What to do: Across the records, find how many lines include the string "vanliga" and answer with only the figure.

Saved data entries:
┌────────

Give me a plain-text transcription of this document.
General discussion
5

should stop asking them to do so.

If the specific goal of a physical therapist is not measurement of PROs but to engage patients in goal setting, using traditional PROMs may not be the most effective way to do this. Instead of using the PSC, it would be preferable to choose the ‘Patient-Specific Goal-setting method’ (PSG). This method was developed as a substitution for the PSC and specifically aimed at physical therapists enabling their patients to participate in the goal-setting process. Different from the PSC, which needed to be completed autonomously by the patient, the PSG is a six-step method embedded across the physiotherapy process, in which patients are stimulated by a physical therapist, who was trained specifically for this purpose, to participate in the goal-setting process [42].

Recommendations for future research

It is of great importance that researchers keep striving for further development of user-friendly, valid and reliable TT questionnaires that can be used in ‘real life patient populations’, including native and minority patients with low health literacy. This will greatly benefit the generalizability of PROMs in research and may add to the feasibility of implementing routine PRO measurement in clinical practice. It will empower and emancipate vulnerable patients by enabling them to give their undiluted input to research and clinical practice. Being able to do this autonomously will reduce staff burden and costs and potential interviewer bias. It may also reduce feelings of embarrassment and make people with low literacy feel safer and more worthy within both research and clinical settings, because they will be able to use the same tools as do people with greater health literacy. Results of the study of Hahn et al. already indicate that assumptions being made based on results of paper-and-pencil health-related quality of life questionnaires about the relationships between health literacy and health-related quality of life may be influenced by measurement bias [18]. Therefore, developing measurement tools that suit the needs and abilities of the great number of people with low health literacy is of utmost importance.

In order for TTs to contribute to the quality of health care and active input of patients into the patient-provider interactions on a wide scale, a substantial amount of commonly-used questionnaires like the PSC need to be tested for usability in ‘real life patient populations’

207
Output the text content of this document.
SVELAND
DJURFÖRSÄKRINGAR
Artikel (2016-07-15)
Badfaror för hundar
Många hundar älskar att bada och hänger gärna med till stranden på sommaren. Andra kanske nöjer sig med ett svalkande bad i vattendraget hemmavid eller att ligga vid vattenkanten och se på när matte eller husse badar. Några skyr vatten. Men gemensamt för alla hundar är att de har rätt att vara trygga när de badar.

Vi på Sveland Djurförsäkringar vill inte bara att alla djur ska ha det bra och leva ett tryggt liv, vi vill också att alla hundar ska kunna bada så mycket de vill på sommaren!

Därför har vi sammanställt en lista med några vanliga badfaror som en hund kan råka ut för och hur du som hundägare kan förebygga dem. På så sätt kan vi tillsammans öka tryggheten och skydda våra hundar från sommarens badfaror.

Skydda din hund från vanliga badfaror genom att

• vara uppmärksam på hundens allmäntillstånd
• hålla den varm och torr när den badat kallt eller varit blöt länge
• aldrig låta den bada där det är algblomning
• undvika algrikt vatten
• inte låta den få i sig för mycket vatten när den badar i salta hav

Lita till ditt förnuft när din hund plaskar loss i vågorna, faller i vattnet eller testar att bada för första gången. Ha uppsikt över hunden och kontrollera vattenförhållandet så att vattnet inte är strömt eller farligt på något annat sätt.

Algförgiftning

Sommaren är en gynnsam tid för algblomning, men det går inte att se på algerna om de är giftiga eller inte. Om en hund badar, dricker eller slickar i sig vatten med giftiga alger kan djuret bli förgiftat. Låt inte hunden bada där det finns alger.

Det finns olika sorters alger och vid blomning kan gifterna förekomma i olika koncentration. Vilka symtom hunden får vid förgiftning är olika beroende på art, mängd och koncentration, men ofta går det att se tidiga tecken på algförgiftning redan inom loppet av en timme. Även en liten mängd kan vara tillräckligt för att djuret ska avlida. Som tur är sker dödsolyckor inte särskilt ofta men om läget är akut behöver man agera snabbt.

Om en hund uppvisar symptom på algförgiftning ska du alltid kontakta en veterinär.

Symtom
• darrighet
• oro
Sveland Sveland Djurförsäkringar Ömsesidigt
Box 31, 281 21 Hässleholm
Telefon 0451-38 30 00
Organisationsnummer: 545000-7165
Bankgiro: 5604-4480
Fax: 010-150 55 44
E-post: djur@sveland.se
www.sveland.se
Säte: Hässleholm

└────────

Answer section: 2